> Exercise brief
Across the material below, how many lines contain the word "name"? Give only the number.

> Records shown
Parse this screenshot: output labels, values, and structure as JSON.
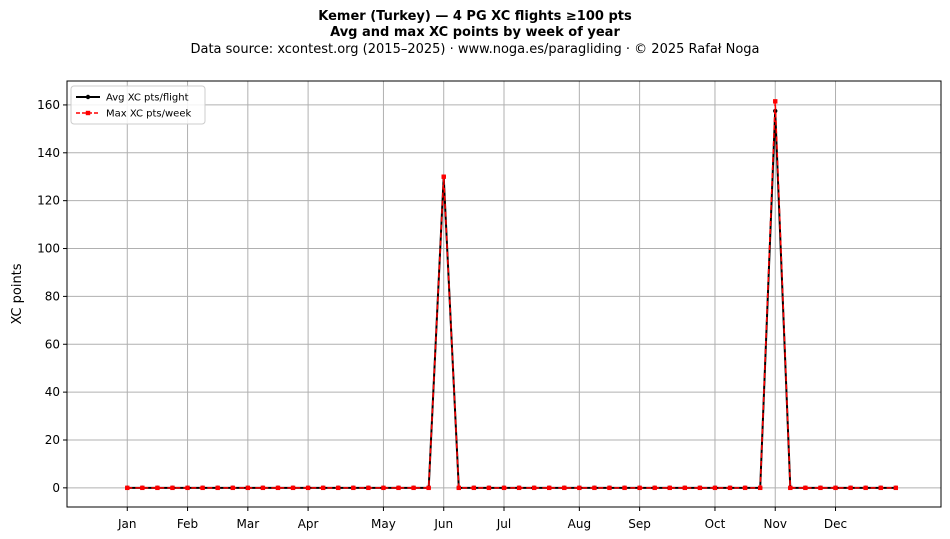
{
  "chart_data": {
    "type": "line",
    "title": "Kemer (Turkey)  —  4 PG XC flights ≥100 pts",
    "title_line2": "Avg and max XC points by week of year",
    "subtitle": "Data source: xcontest.org (2015–2025)  ·  www.noga.es/paragliding  ·  © 2025 Rafał Noga",
    "xlabel": "",
    "ylabel": "XC points",
    "ylim": [
      -8,
      170
    ],
    "yticks": [
      0,
      20,
      40,
      60,
      80,
      100,
      120,
      140,
      160
    ],
    "xlim": [
      -4,
      54
    ],
    "month_ticks": [
      {
        "label": "Jan",
        "week": 0
      },
      {
        "label": "Feb",
        "week": 4
      },
      {
        "label": "Mar",
        "week": 8
      },
      {
        "label": "Apr",
        "week": 12
      },
      {
        "label": "May",
        "week": 17
      },
      {
        "label": "Jun",
        "week": 21
      },
      {
        "label": "Jul",
        "week": 25
      },
      {
        "label": "Aug",
        "week": 30
      },
      {
        "label": "Sep",
        "week": 34
      },
      {
        "label": "Oct",
        "week": 39
      },
      {
        "label": "Nov",
        "week": 43
      },
      {
        "label": "Dec",
        "week": 47
      }
    ],
    "grid": true,
    "legend_position": "top-left",
    "x": [
      0,
      1,
      2,
      3,
      4,
      5,
      6,
      7,
      8,
      9,
      10,
      11,
      12,
      13,
      14,
      15,
      16,
      17,
      18,
      19,
      20,
      21,
      22,
      23,
      24,
      25,
      26,
      27,
      28,
      29,
      30,
      31,
      32,
      33,
      34,
      35,
      36,
      37,
      38,
      39,
      40,
      41,
      42,
      43,
      44,
      45,
      46,
      47,
      48,
      49,
      50,
      51
    ],
    "series": [
      {
        "name": "Avg XC pts/flight",
        "color": "#000000",
        "style": "solid",
        "marker": "circle",
        "values": [
          0,
          0,
          0,
          0,
          0,
          0,
          0,
          0,
          0,
          0,
          0,
          0,
          0,
          0,
          0,
          0,
          0,
          0,
          0,
          0,
          0,
          130,
          0,
          0,
          0,
          0,
          0,
          0,
          0,
          0,
          0,
          0,
          0,
          0,
          0,
          0,
          0,
          0,
          0,
          0,
          0,
          0,
          0,
          157.5,
          0,
          0,
          0,
          0,
          0,
          0,
          0,
          0
        ]
      },
      {
        "name": "Max XC pts/week",
        "color": "#ff0000",
        "style": "dashed",
        "marker": "square",
        "values": [
          0,
          0,
          0,
          0,
          0,
          0,
          0,
          0,
          0,
          0,
          0,
          0,
          0,
          0,
          0,
          0,
          0,
          0,
          0,
          0,
          0,
          130,
          0,
          0,
          0,
          0,
          0,
          0,
          0,
          0,
          0,
          0,
          0,
          0,
          0,
          0,
          0,
          0,
          0,
          0,
          0,
          0,
          0,
          161.5,
          0,
          0,
          0,
          0,
          0,
          0,
          0,
          0
        ]
      }
    ]
  }
}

> Exercise result
2